= Tasks to complete =
1. According to the text on legislative leadership roles, in about how many states does the lieutenant governor serve as president of the Senate?
2. Pick up the text on legislative leadership positions after its last sentence and keep writing.

= Supplied text =

Roles and Responsibilities of Selected Leadership Positions

The roles and responsibilities of legislative leaders vary considerably among the states. Listed below are brief synopses of the duties typically associated with selected leadership positions.

 

 

President of the Senate

Majority Leader

Minority Leader

President pro tem of the Senate

Majority Caucus Chair

Minority Caucus Chair

Speaker of the House or Assembly

Majority Whip

Minority Whip

Speaker pro tem

 

 

President of the Senate. The president is the principal leader of the Senate. The president typically will (1) preside over the daily sessions of the Senate, (2) preserve order in the chamber, (3) state parliamentary motions, (4) rule on parliamentary questions, (4) appoint committee chairs and members, (5) refer bills to committee, (6) sign legislation, writs and warrants and (7) act as the official spokesman for the Senate. In about 26 states, the lieutenant governor serves as the president of the Senate, and many of these duties are assumed by the president pro tem.

President pro tem of the Senate. The primary roles assigned to the president pro tem are to (1) preside over the Senate in the president's absence, (2) exercise the powers and duties of the president in his or her absence and (3) assume other duties as assigned by the president. Sometimes, this is an honorary position, with few substantive duties assigned. In states where the lieutenant governor presides over the Senate, the president pro tem usually assumes duties associated with a president.

Speaker of the House or Assembly. The speaker is the principal leader of the House or Assembly. The speaker typically will (1) preside over the daily sessions of the House or Assembly, (2) preserve order in the chamber, (3) state parliamentary motions, (4) rule on parliamentary questions, (4) appoint committee chairs and members, (5) refer bills to committee, (6) sign legislation, writs and warrants and (7) act as the official spokesman for the House or Assembly.

= Material provided =
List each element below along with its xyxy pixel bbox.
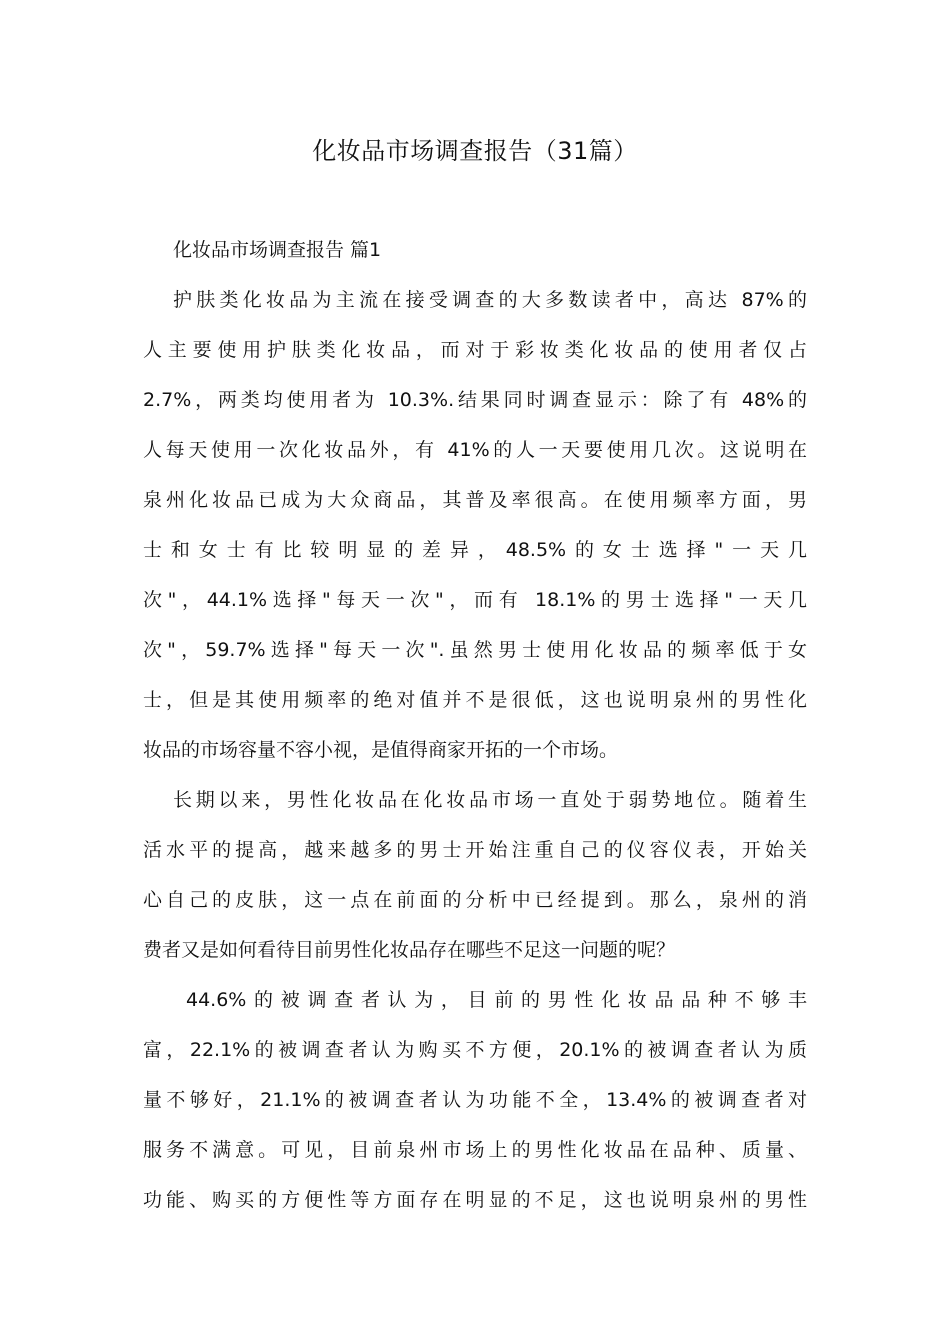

= Written answers =
1. About 26 states.

2.
Speaker pro tem. The primary roles assigned to the speaker pro tem are to (1) preside over the House in the speaker's absence, (2) exercise the powers and duties of the speaker in his or her absence and (3) assume other duties as assigned by the speaker. In some states, this is an honorary position, with few substantive duties assigned.

Majority Leader. The primary functions of a majority leader usually relate to floor duties. The majority leader (1) is the lead speaker for the majority party during floor debates, (2) develops the calendar and (3) assists the president or speaker with program development, policy formation and policy decisions.

Majority Caucus Chair. The majority caucus chair generally (1) develops the majority caucus agenda with the principal leaders, (2) presides over the majority caucus meetings and (3) assists with the development of policy.

Majority Whip. The duties of the majority whip are to (1) assist the floor leader, (2) ensure member attendance, (3) count votes and (4) generally communicate the majority position.

Minority Leader. The minority leader is the principal leader of the minority caucus. The minority leader is responsible for (1) developing the minority position, (2) negotiating with the majority party, (3) directing minority caucus activities on the chamber floor and (4) leading debate for the minority.

Minority Caucus Chair. The minority caucus chair (1) presides over caucus meetings and (2) assists the minority leader with policy development.

Minority Whip. The major responsibilities for the minority whip are to (1) assist the minority leader on the floor, (2) count votes and (3) ensure attendance of minority party members.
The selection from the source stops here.